● **TASK**
Lines containing the word "بعدد" should be extracted in full.

______

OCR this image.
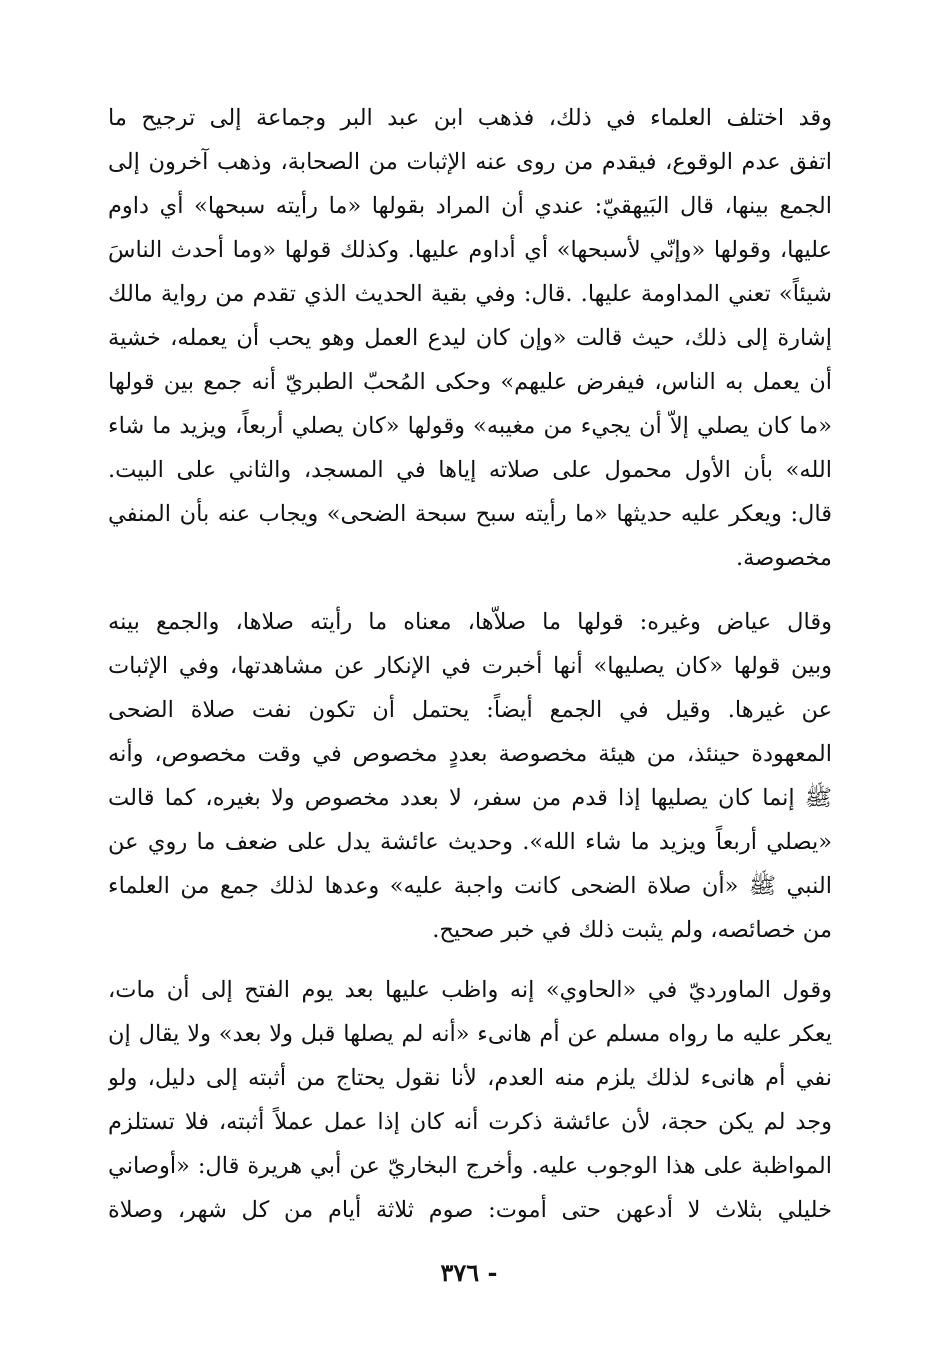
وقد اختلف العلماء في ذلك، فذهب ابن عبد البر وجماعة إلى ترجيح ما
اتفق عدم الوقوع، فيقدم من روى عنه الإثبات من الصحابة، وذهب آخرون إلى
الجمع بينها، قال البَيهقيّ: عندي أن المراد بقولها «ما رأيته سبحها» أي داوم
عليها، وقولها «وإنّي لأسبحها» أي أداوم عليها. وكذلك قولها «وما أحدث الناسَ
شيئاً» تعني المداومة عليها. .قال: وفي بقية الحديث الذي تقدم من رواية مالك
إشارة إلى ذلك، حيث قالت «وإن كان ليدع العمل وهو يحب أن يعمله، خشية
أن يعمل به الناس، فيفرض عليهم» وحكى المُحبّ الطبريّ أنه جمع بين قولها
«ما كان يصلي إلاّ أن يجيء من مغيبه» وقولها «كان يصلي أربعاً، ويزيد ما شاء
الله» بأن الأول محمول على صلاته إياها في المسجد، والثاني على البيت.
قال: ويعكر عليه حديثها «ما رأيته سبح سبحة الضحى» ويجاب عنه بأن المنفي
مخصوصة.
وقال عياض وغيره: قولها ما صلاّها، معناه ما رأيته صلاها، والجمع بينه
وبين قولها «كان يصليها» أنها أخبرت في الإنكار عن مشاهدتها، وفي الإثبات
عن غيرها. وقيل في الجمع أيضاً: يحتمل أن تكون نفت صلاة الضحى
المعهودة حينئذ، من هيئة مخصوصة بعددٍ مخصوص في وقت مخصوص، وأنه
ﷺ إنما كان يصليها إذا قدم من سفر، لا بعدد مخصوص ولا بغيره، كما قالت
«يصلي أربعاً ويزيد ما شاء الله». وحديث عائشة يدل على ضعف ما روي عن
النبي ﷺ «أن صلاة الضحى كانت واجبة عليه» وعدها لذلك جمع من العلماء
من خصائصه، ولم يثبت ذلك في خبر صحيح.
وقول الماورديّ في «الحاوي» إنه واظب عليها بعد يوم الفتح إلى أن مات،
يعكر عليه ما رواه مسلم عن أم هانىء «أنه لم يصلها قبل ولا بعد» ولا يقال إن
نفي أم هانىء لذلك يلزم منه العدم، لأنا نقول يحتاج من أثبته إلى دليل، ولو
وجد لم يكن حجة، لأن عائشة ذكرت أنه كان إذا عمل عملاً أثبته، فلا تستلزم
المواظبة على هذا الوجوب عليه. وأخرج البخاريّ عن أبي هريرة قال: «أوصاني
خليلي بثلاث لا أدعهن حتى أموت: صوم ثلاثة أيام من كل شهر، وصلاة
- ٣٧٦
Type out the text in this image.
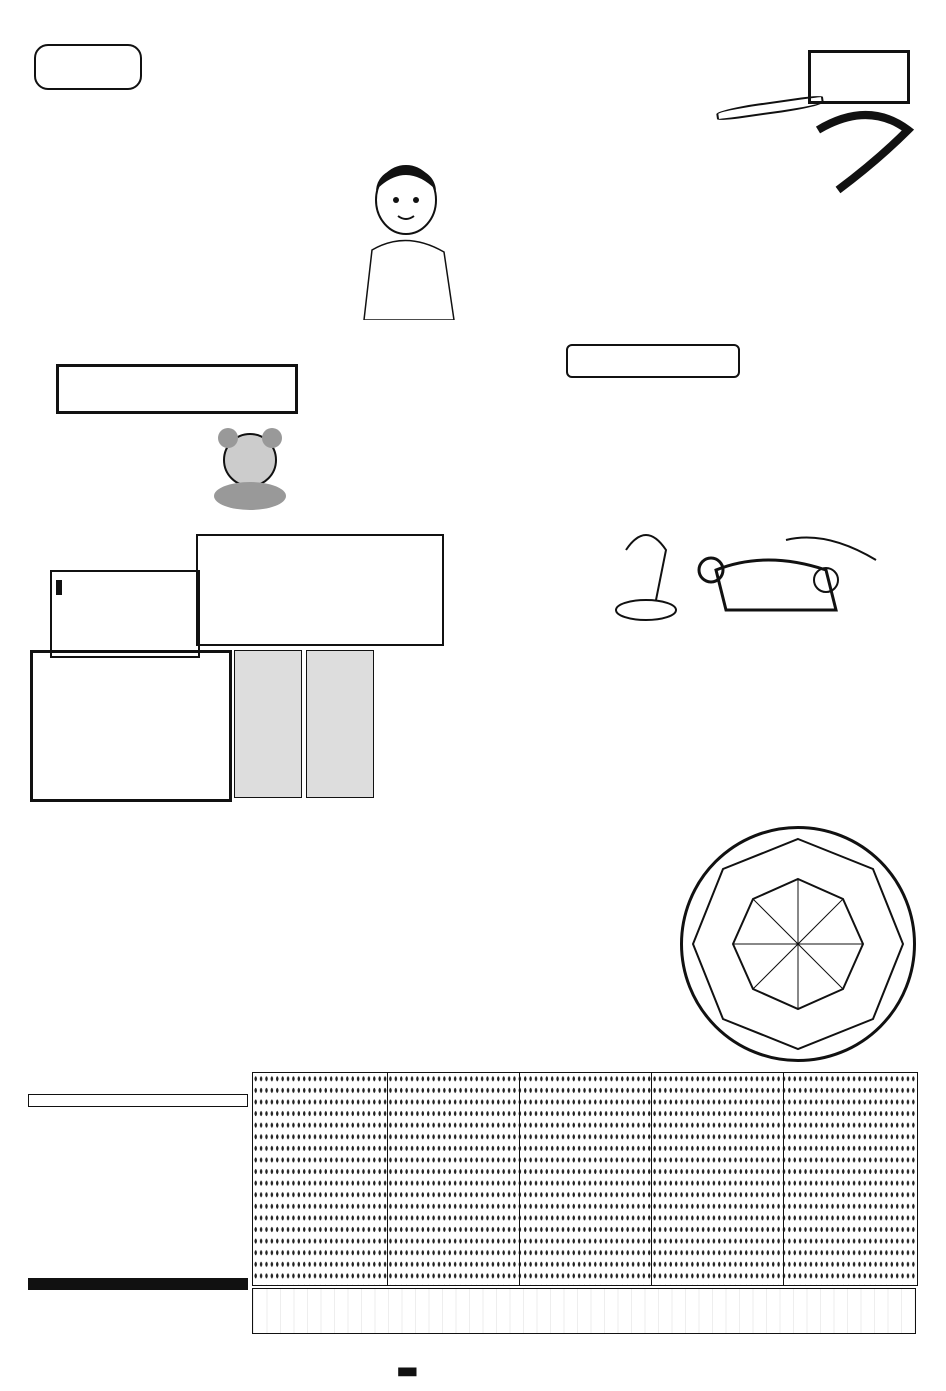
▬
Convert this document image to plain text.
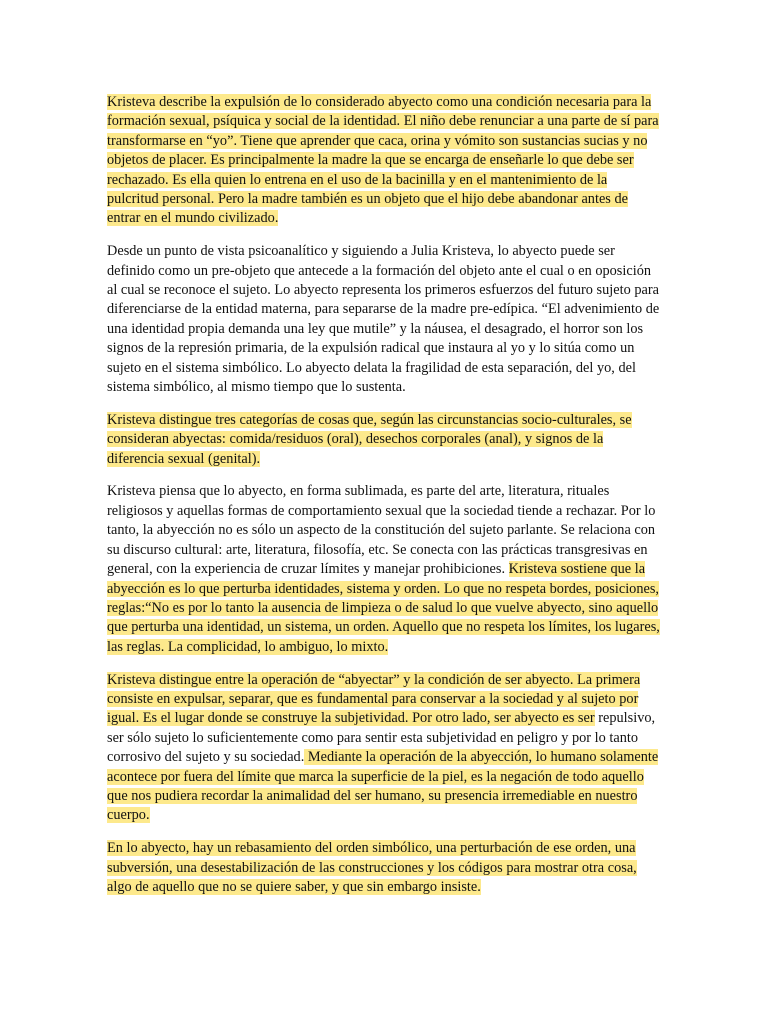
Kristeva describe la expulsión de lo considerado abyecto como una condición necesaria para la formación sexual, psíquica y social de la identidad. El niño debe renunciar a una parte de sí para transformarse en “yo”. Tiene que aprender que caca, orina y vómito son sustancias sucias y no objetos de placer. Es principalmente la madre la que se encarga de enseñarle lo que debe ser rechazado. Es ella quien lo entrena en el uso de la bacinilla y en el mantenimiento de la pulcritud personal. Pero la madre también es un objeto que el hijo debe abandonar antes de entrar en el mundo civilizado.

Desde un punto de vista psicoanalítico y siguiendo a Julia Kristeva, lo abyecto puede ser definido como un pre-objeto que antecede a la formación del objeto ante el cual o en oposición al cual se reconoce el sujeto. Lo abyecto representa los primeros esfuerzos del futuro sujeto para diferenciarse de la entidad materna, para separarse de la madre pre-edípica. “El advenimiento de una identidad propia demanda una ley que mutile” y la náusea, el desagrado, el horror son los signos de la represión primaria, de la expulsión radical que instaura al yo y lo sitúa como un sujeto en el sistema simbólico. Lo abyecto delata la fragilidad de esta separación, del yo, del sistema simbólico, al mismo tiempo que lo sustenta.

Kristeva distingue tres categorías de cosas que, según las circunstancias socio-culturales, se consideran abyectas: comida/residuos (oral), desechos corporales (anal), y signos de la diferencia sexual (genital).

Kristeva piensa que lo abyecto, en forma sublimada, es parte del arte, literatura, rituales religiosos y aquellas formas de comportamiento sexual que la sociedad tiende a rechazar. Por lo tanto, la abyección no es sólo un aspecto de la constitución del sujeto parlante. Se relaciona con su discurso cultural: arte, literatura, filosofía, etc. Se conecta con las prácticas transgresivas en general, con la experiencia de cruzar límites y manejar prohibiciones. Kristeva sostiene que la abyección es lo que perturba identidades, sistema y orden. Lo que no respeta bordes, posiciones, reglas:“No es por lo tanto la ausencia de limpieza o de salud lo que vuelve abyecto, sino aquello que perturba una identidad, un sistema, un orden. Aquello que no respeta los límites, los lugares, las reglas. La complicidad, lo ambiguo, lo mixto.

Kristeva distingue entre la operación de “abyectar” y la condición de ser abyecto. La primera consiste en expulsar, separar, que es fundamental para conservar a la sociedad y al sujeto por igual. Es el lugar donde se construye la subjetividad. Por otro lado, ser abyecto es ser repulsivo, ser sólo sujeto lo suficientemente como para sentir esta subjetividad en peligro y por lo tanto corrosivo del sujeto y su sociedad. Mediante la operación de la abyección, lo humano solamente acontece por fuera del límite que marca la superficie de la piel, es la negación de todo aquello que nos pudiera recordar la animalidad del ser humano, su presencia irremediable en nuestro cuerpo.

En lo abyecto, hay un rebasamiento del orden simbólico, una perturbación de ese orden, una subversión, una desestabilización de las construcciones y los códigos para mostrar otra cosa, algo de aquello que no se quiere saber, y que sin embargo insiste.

______

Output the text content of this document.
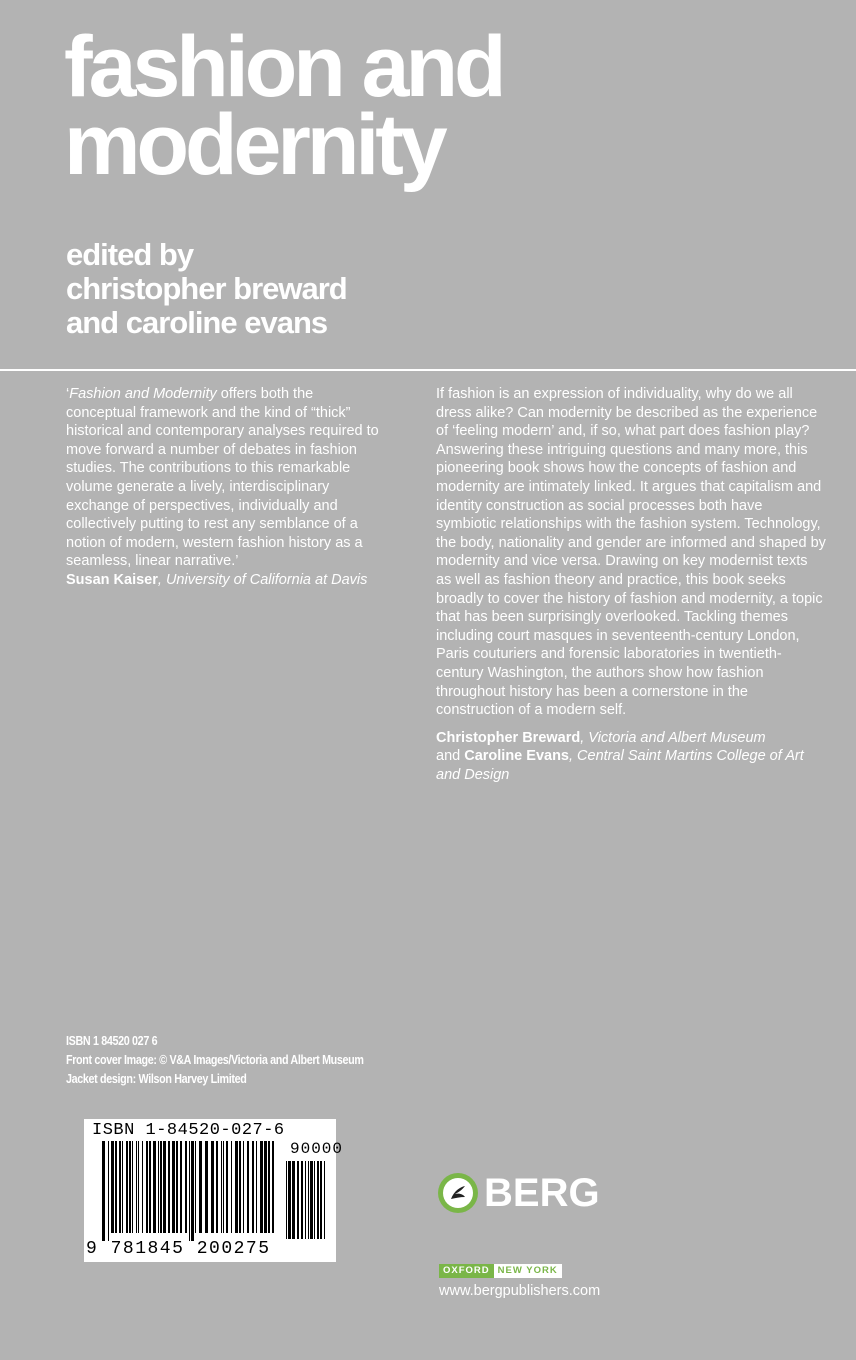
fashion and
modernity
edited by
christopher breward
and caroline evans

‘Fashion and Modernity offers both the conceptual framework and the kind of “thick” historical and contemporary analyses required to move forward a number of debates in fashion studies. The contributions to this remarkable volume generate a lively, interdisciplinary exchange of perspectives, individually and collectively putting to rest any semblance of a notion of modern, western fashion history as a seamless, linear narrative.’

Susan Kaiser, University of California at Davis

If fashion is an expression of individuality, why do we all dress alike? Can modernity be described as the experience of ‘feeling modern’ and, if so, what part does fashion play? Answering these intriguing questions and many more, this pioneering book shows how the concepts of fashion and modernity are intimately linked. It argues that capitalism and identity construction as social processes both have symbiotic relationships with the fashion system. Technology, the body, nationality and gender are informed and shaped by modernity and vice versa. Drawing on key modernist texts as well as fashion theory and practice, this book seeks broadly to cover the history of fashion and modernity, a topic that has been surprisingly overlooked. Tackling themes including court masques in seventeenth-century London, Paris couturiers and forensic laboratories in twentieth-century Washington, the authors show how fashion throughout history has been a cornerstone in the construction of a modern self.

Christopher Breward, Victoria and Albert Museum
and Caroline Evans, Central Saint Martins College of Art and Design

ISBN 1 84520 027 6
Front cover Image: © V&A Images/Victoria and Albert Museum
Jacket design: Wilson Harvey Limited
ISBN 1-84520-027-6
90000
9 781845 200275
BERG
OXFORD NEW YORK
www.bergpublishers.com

______

● **ANSWER TO THIS TASK**
المعهودة حينئذ، من هيئة مخصوصة بعددٍ مخصوص في وقت مخصوص، وأنه
ﷺ إنما كان يصليها إذا قدم من سفر، لا بعدد مخصوص ولا بغيره، كما قالت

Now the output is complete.